(Data excerpts)
○ ○ ○ ○ ○

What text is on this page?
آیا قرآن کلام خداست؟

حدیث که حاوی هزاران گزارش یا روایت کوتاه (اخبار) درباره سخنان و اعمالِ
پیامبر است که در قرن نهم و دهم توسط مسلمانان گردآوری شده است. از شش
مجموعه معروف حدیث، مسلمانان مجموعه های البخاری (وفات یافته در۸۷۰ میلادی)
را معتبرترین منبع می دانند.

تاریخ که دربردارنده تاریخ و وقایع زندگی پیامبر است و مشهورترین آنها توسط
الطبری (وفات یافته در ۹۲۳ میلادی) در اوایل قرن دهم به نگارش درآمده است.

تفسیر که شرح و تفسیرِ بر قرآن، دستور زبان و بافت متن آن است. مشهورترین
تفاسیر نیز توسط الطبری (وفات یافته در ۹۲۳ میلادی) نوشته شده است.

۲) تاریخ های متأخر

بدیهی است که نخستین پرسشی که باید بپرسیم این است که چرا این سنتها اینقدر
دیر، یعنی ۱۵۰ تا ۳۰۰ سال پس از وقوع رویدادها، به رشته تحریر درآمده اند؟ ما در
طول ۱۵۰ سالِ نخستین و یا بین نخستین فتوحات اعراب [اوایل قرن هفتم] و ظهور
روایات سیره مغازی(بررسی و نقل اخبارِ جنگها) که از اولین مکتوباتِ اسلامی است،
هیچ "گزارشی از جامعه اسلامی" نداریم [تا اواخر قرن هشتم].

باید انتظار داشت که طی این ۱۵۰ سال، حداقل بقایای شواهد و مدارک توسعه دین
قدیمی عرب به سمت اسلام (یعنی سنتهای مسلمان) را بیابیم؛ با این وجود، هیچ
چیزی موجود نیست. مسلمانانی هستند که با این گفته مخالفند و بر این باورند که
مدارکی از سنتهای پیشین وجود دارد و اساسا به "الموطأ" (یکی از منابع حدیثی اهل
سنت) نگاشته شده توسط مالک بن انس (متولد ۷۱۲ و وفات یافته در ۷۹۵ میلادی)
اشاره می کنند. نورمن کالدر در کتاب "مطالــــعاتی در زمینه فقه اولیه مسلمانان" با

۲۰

○ ○ ○ ○ ○

STATED GOAL: Take every line from the data above that holds "توسط" and copy it out.

ANSWER IN FULL:
پیامبر است که در قرن نهم و دهم توسط مسلمانان گردآوری شده است. از شش
تاریخ که دربردارنده تاریخ و وقایع زندگی پیامبر است و مشهورترین آنها توسط
تفاسیر نیز توسط الطبری (وفات یافته در ۹۲۳ میلادی) نوشته شده است.
سنت) نگاشته شده توسط مالک بن انس (متولد ۷۱۲ و وفات یافته در ۷۹۵ میلادی)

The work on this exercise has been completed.